_YOUR INSTRUCTIONS:_ Nothing in the records may be changed; retype them in full.

(AVAILABLE RECORDS begins)

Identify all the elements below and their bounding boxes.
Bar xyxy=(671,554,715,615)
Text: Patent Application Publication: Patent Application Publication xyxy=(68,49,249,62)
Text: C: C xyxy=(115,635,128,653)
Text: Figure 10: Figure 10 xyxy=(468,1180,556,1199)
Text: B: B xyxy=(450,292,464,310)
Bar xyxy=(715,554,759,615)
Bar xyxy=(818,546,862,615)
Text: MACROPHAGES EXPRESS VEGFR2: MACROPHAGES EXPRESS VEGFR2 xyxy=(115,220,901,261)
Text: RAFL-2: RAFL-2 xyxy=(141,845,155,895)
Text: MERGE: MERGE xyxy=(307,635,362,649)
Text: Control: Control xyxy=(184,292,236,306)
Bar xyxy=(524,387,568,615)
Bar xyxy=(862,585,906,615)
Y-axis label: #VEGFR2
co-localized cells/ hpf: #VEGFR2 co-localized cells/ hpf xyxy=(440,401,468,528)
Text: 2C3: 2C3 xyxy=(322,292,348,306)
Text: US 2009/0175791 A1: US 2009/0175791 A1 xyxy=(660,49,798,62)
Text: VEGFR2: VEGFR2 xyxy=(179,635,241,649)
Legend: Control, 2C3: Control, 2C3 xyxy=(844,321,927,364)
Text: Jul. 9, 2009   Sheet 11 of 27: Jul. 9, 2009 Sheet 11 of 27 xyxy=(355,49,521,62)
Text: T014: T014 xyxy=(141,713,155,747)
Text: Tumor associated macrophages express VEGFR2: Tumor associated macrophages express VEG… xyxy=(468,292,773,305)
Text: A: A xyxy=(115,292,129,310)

(AVAILABLE RECORDS ends)

_ANSWER SPACE:_
Identify all the elements below and their bounding boxes.
Bar xyxy=(671,554,715,615)
Text: Patent Application Publication: Patent Application Publication xyxy=(68,49,249,62)
Text: C: C xyxy=(115,635,128,653)
Text: Figure 10: Figure 10 xyxy=(468,1180,556,1199)
Text: B: B xyxy=(450,292,464,310)
Bar xyxy=(715,554,759,615)
Bar xyxy=(818,546,862,615)
Text: MACROPHAGES EXPRESS VEGFR2: MACROPHAGES EXPRESS VEGFR2 xyxy=(115,220,901,261)
Text: RAFL-2: RAFL-2 xyxy=(141,845,155,895)
Text: MERGE: MERGE xyxy=(307,635,362,649)
Text: Control: Control xyxy=(184,292,236,306)
Bar xyxy=(524,387,568,615)
Bar xyxy=(862,585,906,615)
Y-axis label: #VEGFR2
co-localized cells/ hpf: #VEGFR2 co-localized cells/ hpf xyxy=(440,401,468,528)
Text: 2C3: 2C3 xyxy=(322,292,348,306)
Text: US 2009/0175791 A1: US 2009/0175791 A1 xyxy=(660,49,798,62)
Text: VEGFR2: VEGFR2 xyxy=(179,635,241,649)
Legend: Control, 2C3: Control, 2C3 xyxy=(844,321,927,364)
Text: Jul. 9, 2009   Sheet 11 of 27: Jul. 9, 2009 Sheet 11 of 27 xyxy=(355,49,521,62)
Text: T014: T014 xyxy=(141,713,155,747)
Text: Tumor associated macrophages express VEGFR2: Tumor associated macrophages express VEG… xyxy=(468,292,773,305)
Text: A: A xyxy=(115,292,129,310)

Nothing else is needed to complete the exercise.